▸ **TASK INSTRUCTIONS**: What lines of the data hold the string "text"? Pull each one out.
-- start MATERIAL FOR THIS TASK --
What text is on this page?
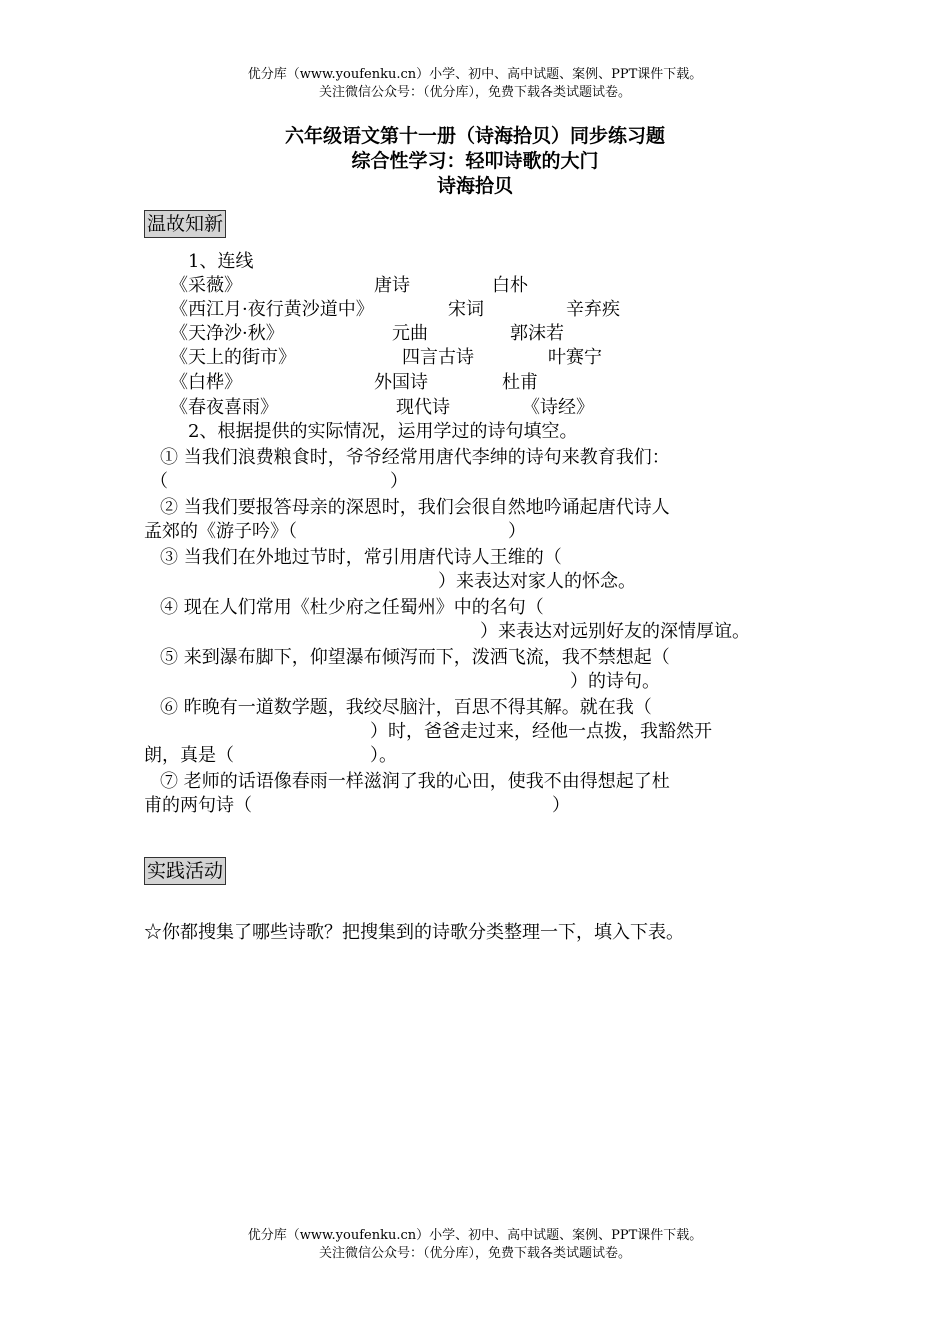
优分库（www.youfenku.cn）小学、初中、高中试题、案例、PPT课件下载。
关注微信公众号：（优分库），免费下载各类试题试卷。
六年级语文第十一册（诗海拾贝）同步练习题
综合性学习：轻叩诗歌的大门
诗海拾贝
温故知新
1、连线
《采薇》	唐诗	白朴
《西江月·夜行黄沙道中》	宋词	辛弃疾
《天净沙·秋》	元曲	郭沫若
《天上的街市》	四言古诗	叶赛宁
《白桦》	外国诗	杜甫
《春夜喜雨》	现代诗	《诗经》
2、根据提供的实际情况，运用学过的诗句填空。
① 当我们浪费粮食时，爷爷经常用唐代李绅的诗句来教育我们：
（	）
② 当我们要报答母亲的深恩时，我们会很自然地吟诵起唐代诗人
孟郊的《游子吟》（	）
③ 当我们在外地过节时，常引用唐代诗人王维的（
）来表达对家人的怀念。
④ 现在人们常用《杜少府之任蜀州》中的名句（
）来表达对远别好友的深情厚谊。
⑤ 来到瀑布脚下，仰望瀑布倾泻而下，泼洒飞流，我不禁想起（
）的诗句。
⑥ 昨晚有一道数学题，我绞尽脑汁，百思不得其解。就在我（
）时，爸爸走过来，经他一点拨，我豁然开
朗，真是（	）。
⑦ 老师的话语像春雨一样滋润了我的心田，使我不由得想起了杜
甫的两句诗（	）
实践活动
☆你都搜集了哪些诗歌？把搜集到的诗歌分类整理一下，填入下表。
优分库（www.youfenku.cn）小学、初中、高中试题、案例、PPT课件下载。
关注微信公众号：（优分库），免费下载各类试题试卷。
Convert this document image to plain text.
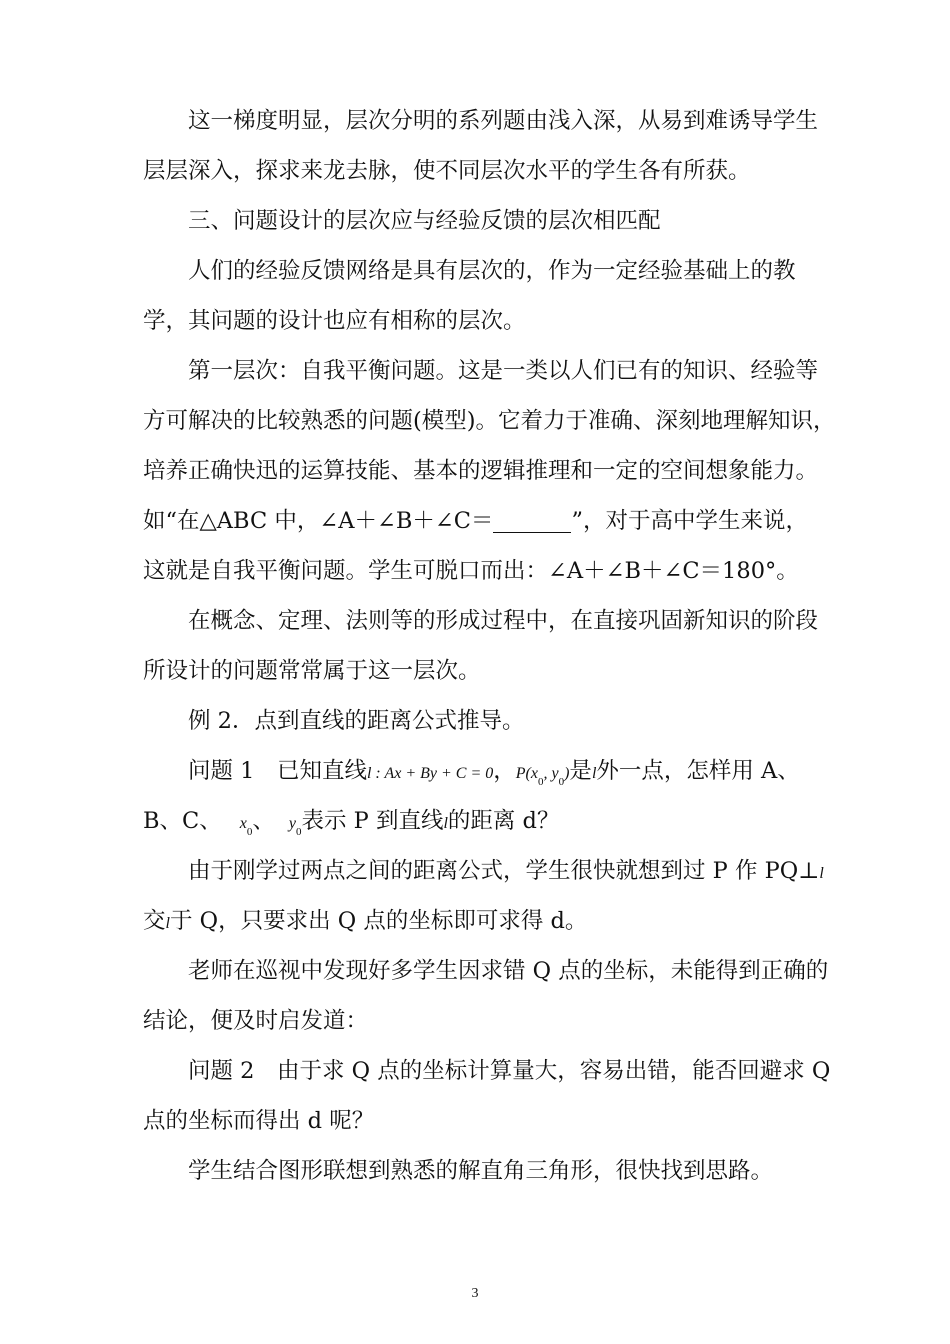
这一梯度明显，层次分明的系列题由浅入深，从易到难诱导学生
层层深入，探求来龙去脉，使不同层次水平的学生各有所获。
三、问题设计的层次应与经验反馈的层次相匹配
人们的经验反馈网络是具有层次的，作为一定经验基础上的教
学，其问题的设计也应有相称的层次。
第一层次：自我平衡问题。这是一类以人们已有的知识、经验等
方可解决的比较熟悉的问题(模型)。它着力于准确、深刻地理解知识，
培养正确快迅的运算技能、基本的逻辑推理和一定的空间想象能力。
如“在△ABC 中，∠A＋∠B＋∠C＝	”，对于高中学生来说，
这就是自我平衡问题。学生可脱口而出：∠A＋∠B＋∠C＝180°。
在概念、定理、法则等的形成过程中，在直接巩固新知识的阶段
所设计的问题常常属于这一层次。
例 2．点到直线的距离公式推导。
问题 1　已知直线l : Ax + By + C = 0，$P(x_0$, $y_0$)是l外一点，怎样用 A、
B、C、 $x_0$、 $y_0$表示 P 到直线l的距离 d？
由于刚学过两点之间的距离公式，学生很快就想到过 P 作 PQ⊥l
交l于 Q，只要求出 Q 点的坐标即可求得 d。
老师在巡视中发现好多学生因求错 Q 点的坐标，未能得到正确的
结论，便及时启发道：
问题 2　由于求 Q 点的坐标计算量大，容易出错，能否回避求 Q
点的坐标而得出 d 呢？
学生结合图形联想到熟悉的解直角三角形，很快找到思路。
3
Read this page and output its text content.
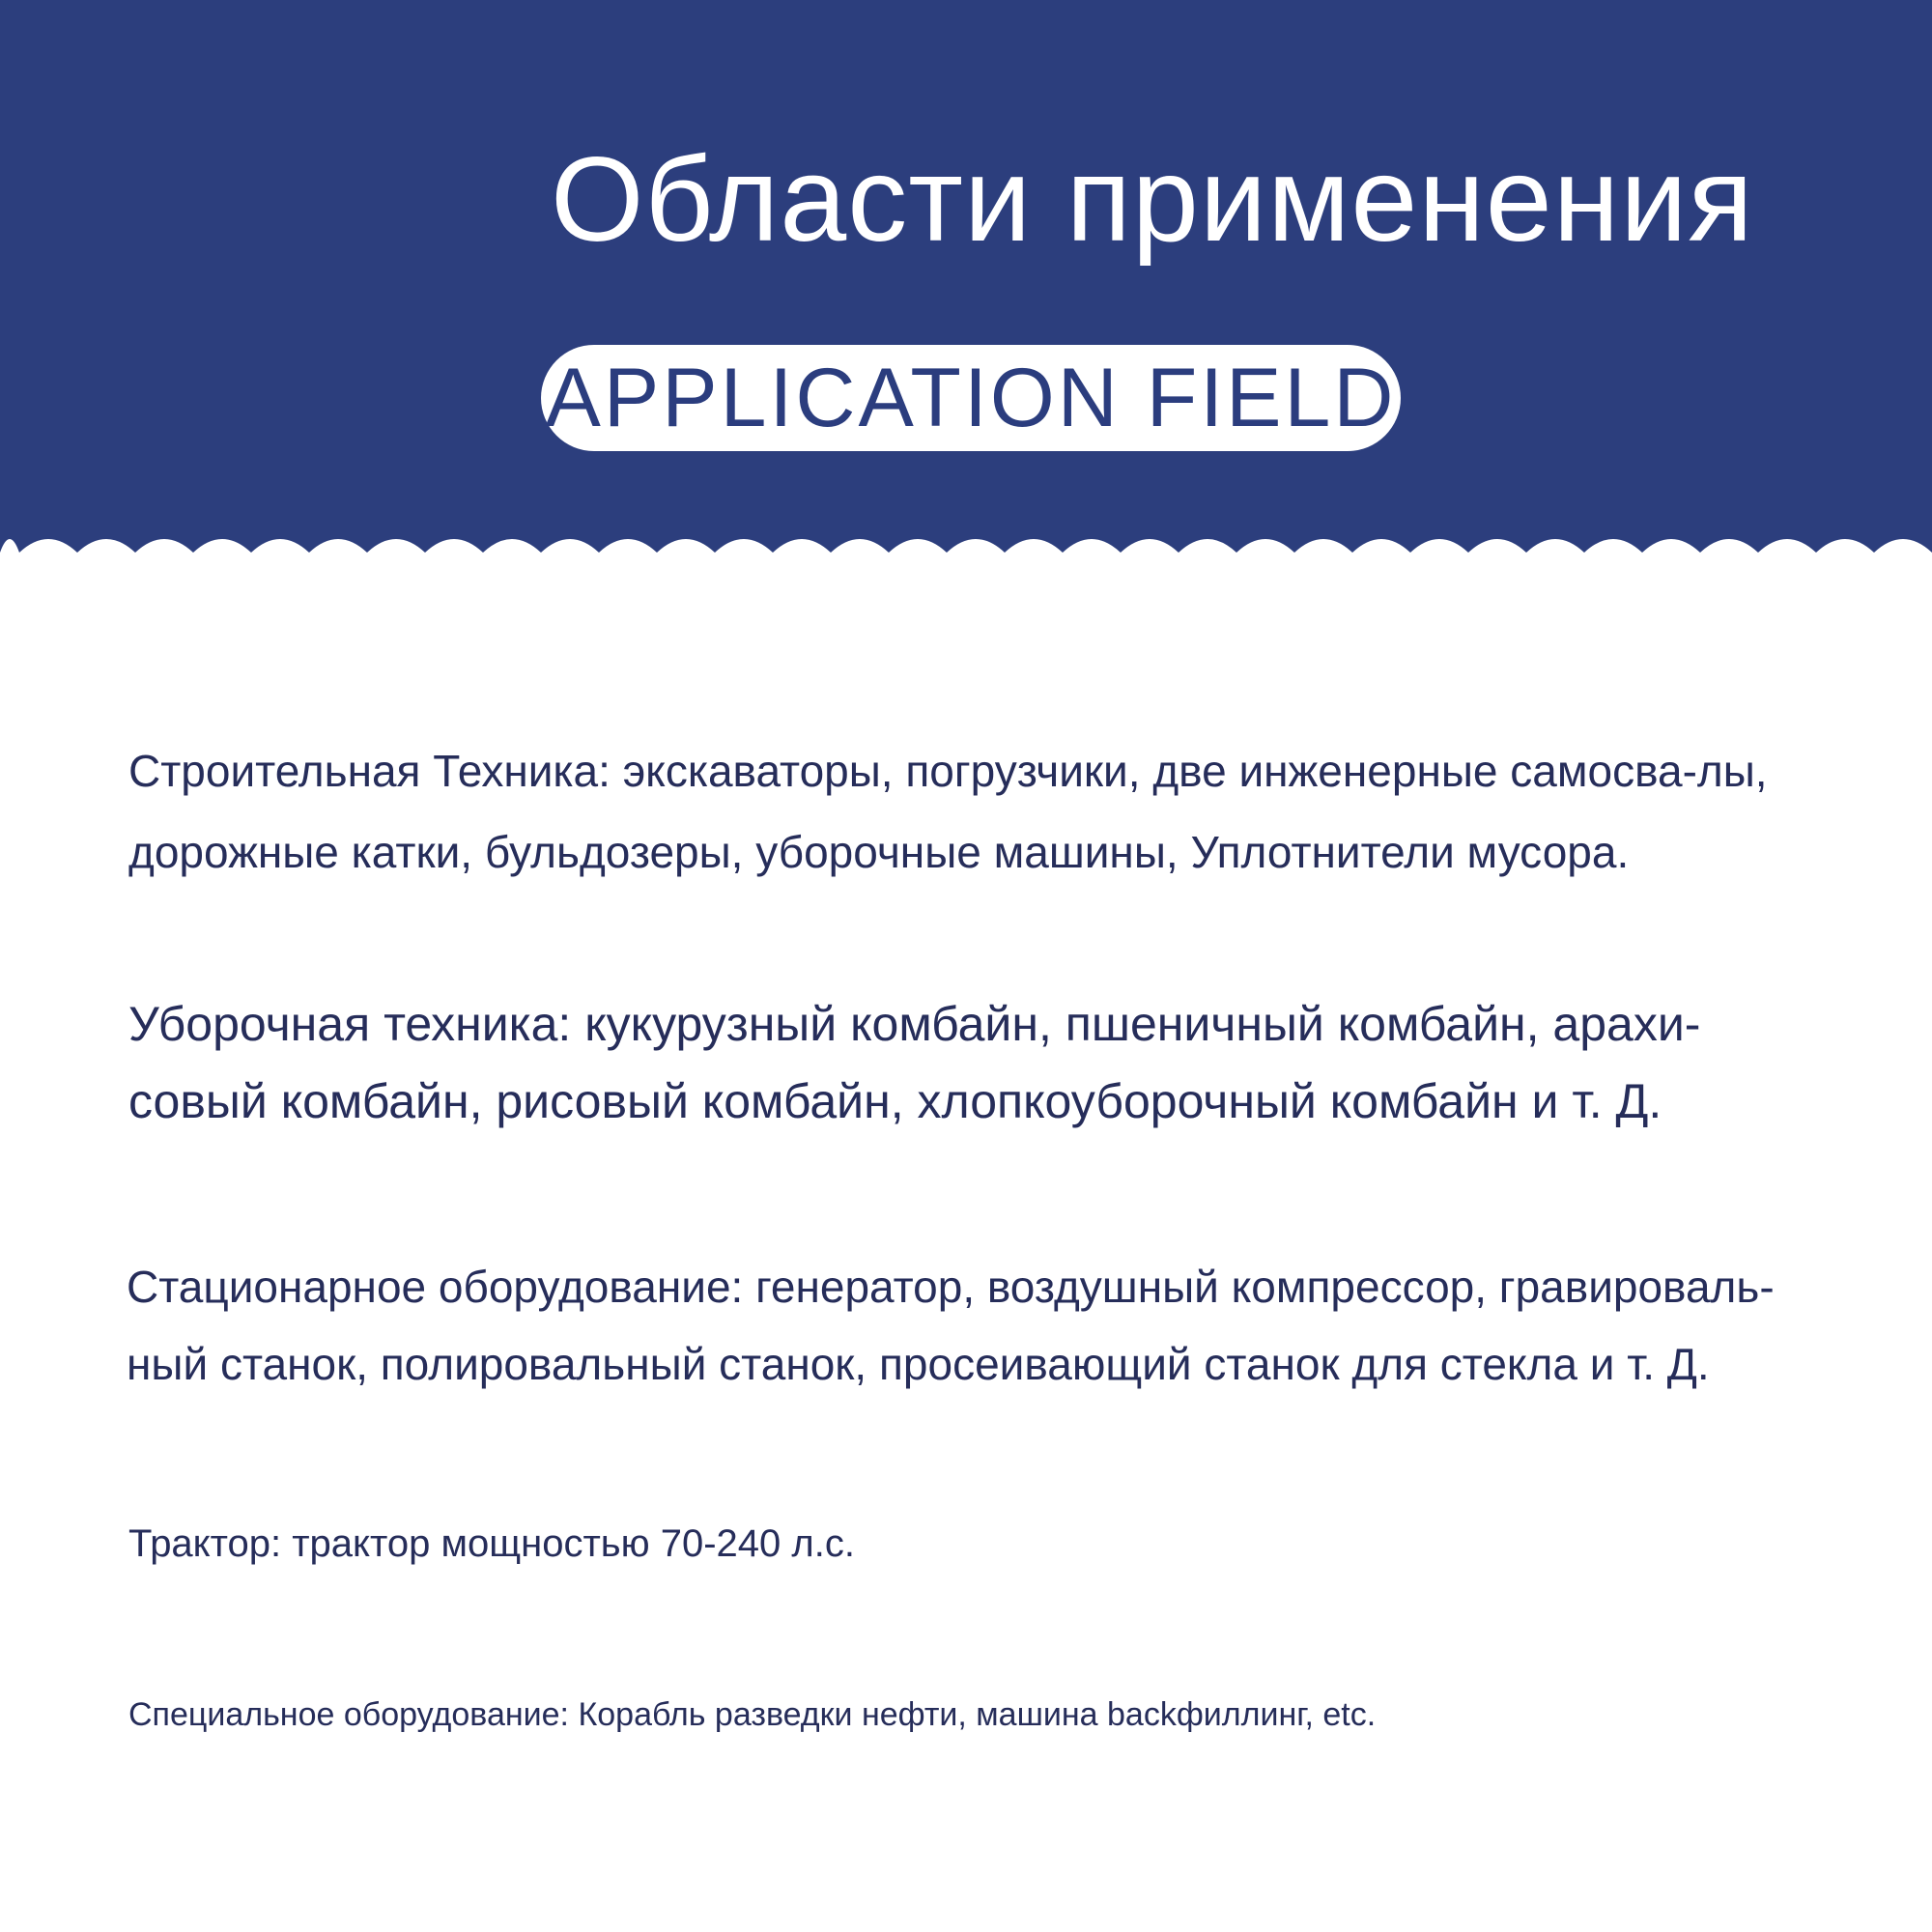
Области применения
APPLICATION FIELD

Строительная Техника: экскаваторы, погрузчики, две инженерные самосва-лы, дорожные катки, бульдозеры, уборочные машины, Уплотнители мусора.

Уборочная техника: кукурузный комбайн, пшеничный комбайн, арахи-совый комбайн, рисовый комбайн, хлопкоуборочный комбайн и т. Д.

Стационарное оборудование: генератор, воздушный компрессор, гравироваль-ный станок, полировальный станок, просеивающий станок для стекла и т. Д.

Трактор: трактор мощностью 70-240 л.с.

Специальное оборудование: Корабль разведки нефти, машина backфиллинг, etc.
-- end MATERIAL FOR THIS TASK --
▸ **EXERCISE RESULT**:
What text is on this page?
Convert this document image to plain text.
Read this page and output its text content.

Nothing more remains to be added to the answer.